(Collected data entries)
········

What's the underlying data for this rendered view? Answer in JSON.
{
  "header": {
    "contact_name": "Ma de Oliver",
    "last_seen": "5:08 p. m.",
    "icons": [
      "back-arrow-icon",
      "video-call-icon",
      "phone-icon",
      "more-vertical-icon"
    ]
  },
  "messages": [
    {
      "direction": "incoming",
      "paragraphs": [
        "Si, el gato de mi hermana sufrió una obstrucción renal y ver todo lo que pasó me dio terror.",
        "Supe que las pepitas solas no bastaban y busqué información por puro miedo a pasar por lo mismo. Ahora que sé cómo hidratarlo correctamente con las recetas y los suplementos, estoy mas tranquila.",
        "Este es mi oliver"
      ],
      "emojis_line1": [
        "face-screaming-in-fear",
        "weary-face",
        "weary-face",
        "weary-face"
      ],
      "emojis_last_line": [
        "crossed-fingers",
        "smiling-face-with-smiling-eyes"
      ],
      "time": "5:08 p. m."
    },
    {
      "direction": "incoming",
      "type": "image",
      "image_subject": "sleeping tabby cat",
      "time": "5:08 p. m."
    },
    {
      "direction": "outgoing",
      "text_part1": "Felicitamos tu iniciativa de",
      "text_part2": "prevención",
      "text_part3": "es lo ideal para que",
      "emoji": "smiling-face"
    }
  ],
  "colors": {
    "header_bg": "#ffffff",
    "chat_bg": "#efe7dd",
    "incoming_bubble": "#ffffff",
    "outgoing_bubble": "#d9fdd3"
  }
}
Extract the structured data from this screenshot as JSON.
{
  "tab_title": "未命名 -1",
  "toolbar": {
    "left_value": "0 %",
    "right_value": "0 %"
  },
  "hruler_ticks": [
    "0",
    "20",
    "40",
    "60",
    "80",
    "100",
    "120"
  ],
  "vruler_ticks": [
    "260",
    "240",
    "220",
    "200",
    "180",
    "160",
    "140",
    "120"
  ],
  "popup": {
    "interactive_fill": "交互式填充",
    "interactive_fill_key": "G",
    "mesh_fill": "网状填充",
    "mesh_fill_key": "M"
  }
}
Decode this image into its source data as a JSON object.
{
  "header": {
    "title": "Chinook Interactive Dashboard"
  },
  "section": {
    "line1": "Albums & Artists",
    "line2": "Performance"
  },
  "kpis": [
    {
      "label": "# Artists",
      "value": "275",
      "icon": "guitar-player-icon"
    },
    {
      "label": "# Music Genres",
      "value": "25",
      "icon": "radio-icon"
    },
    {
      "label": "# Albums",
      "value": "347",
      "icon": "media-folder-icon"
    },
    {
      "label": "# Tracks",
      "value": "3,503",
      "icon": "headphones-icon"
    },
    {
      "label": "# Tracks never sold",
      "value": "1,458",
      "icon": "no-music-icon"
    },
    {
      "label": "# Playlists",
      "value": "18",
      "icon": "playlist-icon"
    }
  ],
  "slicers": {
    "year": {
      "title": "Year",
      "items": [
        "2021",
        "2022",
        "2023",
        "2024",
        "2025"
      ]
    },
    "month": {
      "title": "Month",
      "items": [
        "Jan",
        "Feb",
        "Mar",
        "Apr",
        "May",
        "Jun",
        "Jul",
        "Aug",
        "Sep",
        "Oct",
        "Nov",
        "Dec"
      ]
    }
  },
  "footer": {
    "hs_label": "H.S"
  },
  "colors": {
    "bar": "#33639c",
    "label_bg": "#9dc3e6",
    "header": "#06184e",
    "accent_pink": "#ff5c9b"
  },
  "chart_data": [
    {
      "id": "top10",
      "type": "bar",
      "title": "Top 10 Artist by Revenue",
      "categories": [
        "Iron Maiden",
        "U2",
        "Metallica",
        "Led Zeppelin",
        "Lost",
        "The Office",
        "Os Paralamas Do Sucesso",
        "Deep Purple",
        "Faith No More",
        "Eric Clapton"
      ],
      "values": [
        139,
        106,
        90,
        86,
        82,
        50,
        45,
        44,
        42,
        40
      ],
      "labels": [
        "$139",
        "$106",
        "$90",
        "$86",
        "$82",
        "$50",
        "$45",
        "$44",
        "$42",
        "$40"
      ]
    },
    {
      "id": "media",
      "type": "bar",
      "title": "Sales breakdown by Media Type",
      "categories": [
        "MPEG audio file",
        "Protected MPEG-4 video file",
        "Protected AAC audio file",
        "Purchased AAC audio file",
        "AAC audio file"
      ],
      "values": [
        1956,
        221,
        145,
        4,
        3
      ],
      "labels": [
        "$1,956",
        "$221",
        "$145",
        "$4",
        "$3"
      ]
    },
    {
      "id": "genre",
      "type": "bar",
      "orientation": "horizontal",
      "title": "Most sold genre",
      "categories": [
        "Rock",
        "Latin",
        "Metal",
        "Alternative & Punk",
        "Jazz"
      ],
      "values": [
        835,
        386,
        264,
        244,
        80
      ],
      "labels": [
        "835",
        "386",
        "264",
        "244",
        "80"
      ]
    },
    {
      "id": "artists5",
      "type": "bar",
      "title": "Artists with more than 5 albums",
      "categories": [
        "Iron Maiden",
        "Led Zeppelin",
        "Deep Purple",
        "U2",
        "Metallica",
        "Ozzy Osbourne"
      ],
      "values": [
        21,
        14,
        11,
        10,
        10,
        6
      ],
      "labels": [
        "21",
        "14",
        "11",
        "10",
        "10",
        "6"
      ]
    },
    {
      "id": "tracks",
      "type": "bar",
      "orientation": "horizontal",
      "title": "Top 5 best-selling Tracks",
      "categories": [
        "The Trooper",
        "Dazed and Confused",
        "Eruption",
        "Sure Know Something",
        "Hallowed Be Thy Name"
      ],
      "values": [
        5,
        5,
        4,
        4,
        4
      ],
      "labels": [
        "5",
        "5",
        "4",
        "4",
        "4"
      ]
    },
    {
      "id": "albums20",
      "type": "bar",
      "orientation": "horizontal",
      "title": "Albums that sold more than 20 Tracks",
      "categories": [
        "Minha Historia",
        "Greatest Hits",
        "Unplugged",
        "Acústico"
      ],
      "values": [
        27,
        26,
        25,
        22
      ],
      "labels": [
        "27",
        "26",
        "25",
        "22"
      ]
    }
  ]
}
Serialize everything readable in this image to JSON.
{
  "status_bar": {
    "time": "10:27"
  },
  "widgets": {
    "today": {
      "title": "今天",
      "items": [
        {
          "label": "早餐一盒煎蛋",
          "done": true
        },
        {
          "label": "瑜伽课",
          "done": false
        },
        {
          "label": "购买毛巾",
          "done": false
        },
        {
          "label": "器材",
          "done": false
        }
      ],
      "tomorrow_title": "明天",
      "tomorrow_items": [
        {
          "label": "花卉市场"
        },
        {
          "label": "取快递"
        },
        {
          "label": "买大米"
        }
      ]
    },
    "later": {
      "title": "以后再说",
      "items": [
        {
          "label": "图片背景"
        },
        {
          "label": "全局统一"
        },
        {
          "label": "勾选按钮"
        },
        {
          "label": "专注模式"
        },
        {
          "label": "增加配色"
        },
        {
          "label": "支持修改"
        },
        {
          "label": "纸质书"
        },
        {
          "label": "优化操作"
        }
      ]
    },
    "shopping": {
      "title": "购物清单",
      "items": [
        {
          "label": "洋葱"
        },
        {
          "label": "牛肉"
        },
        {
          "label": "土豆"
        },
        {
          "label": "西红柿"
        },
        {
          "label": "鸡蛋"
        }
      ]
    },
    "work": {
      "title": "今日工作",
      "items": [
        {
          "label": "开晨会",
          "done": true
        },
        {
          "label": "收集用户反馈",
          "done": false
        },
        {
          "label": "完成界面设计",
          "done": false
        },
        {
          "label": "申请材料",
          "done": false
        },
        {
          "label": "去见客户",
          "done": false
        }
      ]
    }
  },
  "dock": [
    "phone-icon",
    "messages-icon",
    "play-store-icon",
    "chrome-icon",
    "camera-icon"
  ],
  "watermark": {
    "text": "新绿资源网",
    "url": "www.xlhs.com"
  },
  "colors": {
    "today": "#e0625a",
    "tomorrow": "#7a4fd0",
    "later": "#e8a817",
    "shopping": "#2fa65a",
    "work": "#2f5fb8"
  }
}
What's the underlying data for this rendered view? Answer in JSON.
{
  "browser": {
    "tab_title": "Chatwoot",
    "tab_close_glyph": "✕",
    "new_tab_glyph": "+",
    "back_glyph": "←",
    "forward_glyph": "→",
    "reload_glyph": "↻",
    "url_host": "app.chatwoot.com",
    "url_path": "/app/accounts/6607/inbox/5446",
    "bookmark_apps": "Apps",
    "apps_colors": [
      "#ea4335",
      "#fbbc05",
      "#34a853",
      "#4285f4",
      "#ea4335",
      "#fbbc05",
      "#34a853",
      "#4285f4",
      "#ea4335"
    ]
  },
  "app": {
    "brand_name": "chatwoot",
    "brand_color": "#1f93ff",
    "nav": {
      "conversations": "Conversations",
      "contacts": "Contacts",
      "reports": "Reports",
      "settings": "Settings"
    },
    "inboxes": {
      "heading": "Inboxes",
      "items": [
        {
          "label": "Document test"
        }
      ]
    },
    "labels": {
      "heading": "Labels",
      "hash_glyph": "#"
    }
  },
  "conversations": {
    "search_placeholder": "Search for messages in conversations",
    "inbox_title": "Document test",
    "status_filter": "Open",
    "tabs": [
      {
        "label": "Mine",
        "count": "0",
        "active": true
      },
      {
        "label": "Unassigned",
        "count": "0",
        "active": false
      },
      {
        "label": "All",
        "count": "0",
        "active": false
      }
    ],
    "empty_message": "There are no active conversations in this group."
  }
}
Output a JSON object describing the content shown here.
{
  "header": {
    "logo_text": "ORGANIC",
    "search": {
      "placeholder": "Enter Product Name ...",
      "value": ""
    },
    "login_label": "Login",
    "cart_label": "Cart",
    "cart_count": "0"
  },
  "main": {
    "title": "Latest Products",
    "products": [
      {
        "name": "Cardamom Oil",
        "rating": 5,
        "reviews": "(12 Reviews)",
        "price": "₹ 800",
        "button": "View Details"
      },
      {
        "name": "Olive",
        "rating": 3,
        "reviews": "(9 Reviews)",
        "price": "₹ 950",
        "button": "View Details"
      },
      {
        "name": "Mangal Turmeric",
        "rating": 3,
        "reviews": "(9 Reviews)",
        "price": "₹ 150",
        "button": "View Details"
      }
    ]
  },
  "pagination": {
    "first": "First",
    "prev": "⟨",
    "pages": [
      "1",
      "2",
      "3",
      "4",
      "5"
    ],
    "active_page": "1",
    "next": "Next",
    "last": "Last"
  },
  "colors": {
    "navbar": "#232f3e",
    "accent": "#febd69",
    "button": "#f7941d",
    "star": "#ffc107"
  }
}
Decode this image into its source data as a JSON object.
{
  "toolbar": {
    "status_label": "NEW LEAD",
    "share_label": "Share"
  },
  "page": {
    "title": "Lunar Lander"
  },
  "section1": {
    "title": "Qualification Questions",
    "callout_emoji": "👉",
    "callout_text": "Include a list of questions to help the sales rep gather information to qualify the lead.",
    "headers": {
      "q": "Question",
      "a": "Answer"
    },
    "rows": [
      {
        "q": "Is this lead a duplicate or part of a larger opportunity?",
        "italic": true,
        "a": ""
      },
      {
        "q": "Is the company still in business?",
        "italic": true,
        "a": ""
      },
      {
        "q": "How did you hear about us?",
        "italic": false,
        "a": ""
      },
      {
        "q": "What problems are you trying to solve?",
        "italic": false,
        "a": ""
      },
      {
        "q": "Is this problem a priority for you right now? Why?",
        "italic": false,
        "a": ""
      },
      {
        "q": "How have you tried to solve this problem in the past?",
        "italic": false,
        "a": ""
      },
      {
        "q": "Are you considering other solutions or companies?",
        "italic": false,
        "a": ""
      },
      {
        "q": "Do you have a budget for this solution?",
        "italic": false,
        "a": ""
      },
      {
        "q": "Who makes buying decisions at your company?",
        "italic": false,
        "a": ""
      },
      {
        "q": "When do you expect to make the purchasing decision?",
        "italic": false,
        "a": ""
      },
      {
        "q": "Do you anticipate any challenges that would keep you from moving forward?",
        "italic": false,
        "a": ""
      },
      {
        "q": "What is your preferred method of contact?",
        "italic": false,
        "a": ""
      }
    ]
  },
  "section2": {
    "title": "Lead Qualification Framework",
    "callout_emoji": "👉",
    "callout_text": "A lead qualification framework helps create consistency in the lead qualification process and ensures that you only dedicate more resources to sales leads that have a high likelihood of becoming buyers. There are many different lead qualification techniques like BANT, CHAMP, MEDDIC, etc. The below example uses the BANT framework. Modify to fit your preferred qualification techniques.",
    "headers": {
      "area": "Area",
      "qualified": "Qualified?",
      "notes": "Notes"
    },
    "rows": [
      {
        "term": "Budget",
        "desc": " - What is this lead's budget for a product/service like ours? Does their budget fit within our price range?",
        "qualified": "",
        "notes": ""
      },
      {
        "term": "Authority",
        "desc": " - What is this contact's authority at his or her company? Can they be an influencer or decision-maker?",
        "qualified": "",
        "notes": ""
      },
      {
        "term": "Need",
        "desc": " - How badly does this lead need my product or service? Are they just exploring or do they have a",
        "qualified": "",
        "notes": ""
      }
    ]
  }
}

········

**INSTRUCTIONS TO FOLLOW:** Check all the records above and select each line where the string "Document" is found.

**CORRECT RESULT:**
          "label": "Document test"
    "inbox_title": "Document test",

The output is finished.